▶ _Directions for this task_: Each record is to be transcribed exactly.

▶ _Records provided_:

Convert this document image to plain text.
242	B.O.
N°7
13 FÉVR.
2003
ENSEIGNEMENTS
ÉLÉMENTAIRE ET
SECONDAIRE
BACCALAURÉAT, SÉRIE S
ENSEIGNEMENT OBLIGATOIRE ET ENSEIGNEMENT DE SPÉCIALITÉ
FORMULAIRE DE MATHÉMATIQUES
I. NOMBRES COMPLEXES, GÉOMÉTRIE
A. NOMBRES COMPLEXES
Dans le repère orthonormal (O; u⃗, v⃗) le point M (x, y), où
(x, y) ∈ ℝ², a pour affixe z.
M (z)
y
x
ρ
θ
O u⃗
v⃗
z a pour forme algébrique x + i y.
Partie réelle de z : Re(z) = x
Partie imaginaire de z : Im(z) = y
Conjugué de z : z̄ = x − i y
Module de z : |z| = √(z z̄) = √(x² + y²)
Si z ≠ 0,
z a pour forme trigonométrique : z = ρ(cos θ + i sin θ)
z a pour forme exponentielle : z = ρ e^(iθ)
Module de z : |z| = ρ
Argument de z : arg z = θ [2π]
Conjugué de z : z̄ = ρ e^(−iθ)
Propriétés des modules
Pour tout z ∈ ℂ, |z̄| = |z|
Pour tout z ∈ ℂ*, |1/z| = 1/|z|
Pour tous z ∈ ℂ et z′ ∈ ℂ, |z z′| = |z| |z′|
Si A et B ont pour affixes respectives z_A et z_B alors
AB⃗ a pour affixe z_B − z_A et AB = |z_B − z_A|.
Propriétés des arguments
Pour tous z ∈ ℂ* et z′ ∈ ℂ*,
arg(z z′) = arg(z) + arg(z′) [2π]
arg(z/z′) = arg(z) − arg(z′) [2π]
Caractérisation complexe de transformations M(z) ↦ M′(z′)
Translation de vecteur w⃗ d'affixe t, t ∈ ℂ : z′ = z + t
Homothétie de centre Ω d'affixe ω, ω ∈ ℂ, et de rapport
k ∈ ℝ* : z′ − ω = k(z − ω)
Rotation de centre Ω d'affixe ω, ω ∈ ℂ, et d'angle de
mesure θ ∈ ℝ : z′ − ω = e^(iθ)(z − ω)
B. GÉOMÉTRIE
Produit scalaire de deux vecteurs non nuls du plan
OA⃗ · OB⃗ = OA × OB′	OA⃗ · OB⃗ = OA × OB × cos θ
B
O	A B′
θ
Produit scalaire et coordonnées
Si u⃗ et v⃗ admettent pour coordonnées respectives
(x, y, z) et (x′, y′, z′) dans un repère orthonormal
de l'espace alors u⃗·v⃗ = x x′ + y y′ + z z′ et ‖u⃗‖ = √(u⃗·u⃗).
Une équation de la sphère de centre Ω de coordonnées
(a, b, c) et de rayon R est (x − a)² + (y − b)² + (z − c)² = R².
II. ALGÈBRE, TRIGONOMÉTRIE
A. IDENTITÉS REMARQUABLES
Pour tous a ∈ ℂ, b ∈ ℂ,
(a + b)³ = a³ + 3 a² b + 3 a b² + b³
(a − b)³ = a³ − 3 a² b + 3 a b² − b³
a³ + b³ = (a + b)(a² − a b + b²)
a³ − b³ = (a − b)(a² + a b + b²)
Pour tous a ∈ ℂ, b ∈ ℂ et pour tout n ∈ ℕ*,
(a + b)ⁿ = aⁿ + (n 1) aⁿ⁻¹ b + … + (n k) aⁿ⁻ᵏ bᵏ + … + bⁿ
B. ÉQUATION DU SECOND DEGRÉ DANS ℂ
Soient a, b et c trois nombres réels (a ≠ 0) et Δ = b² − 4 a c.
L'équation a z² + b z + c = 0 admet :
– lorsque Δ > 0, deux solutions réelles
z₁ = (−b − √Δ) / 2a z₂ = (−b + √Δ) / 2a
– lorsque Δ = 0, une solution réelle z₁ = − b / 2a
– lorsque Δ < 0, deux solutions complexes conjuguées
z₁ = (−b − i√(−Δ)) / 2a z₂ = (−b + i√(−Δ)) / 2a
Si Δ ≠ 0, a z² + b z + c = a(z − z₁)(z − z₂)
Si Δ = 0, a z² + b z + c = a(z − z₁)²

▶ _Solution to the problem_:
Convert this document image to plain text.
242	B.O.
N°7
13 FÉVR.
2003
ENSEIGNEMENTS
ÉLÉMENTAIRE ET
SECONDAIRE
BACCALAURÉAT, SÉRIE S
ENSEIGNEMENT OBLIGATOIRE ET ENSEIGNEMENT DE SPÉCIALITÉ
FORMULAIRE DE MATHÉMATIQUES
I. NOMBRES COMPLEXES, GÉOMÉTRIE
A. NOMBRES COMPLEXES
Dans le repère orthonormal (O; u⃗, v⃗) le point M (x, y), où
(x, y) ∈ ℝ², a pour affixe z.
M (z)
y
x
ρ
θ
O u⃗
v⃗
z a pour forme algébrique x + i y.
Partie réelle de z : Re(z) = x
Partie imaginaire de z : Im(z) = y
Conjugué de z : z̄ = x − i y
Module de z : |z| = √(z z̄) = √(x² + y²)
Si z ≠ 0,
z a pour forme trigonométrique : z = ρ(cos θ + i sin θ)
z a pour forme exponentielle : z = ρ e^(iθ)
Module de z : |z| = ρ
Argument de z : arg z = θ [2π]
Conjugué de z : z̄ = ρ e^(−iθ)
Propriétés des modules
Pour tout z ∈ ℂ, |z̄| = |z|
Pour tout z ∈ ℂ*, |1/z| = 1/|z|
Pour tous z ∈ ℂ et z′ ∈ ℂ, |z z′| = |z| |z′|
Si A et B ont pour affixes respectives z_A et z_B alors
AB⃗ a pour affixe z_B − z_A et AB = |z_B − z_A|.
Propriétés des arguments
Pour tous z ∈ ℂ* et z′ ∈ ℂ*,
arg(z z′) = arg(z) + arg(z′) [2π]
arg(z/z′) = arg(z) − arg(z′) [2π]
Caractérisation complexe de transformations M(z) ↦ M′(z′)
Translation de vecteur w⃗ d'affixe t, t ∈ ℂ : z′ = z + t
Homothétie de centre Ω d'affixe ω, ω ∈ ℂ, et de rapport
k ∈ ℝ* : z′ − ω = k(z − ω)
Rotation de centre Ω d'affixe ω, ω ∈ ℂ, et d'angle de
mesure θ ∈ ℝ : z′ − ω = e^(iθ)(z − ω)
B. GÉOMÉTRIE
Produit scalaire de deux vecteurs non nuls du plan
OA⃗ · OB⃗ = OA × OB′	OA⃗ · OB⃗ = OA × OB × cos θ
B
O	A B′
θ
Produit scalaire et coordonnées
Si u⃗ et v⃗ admettent pour coordonnées respectives
(x, y, z) et (x′, y′, z′) dans un repère orthonormal
de l'espace alors u⃗·v⃗ = x x′ + y y′ + z z′ et ‖u⃗‖ = √(u⃗·u⃗).
Une équation de la sphère de centre Ω de coordonnées
(a, b, c) et de rayon R est (x − a)² + (y − b)² + (z − c)² = R².
II. ALGÈBRE, TRIGONOMÉTRIE
A. IDENTITÉS REMARQUABLES
Pour tous a ∈ ℂ, b ∈ ℂ,
(a + b)³ = a³ + 3 a² b + 3 a b² + b³
(a − b)³ = a³ − 3 a² b + 3 a b² − b³
a³ + b³ = (a + b)(a² − a b + b²)
a³ − b³ = (a − b)(a² + a b + b²)
Pour tous a ∈ ℂ, b ∈ ℂ et pour tout n ∈ ℕ*,
(a + b)ⁿ = aⁿ + (n 1) aⁿ⁻¹ b + … + (n k) aⁿ⁻ᵏ bᵏ + … + bⁿ
B. ÉQUATION DU SECOND DEGRÉ DANS ℂ
Soient a, b et c trois nombres réels (a ≠ 0) et Δ = b² − 4 a c.
L'équation a z² + b z + c = 0 admet :
– lorsque Δ > 0, deux solutions réelles
z₁ = (−b − √Δ) / 2a z₂ = (−b + √Δ) / 2a
– lorsque Δ = 0, une solution réelle z₁ = − b / 2a
– lorsque Δ < 0, deux solutions complexes conjuguées
z₁ = (−b − i√(−Δ)) / 2a z₂ = (−b + i√(−Δ)) / 2a
Si Δ ≠ 0, a z² + b z + c = a(z − z₁)(z − z₂)
Si Δ = 0, a z² + b z + c = a(z − z₁)²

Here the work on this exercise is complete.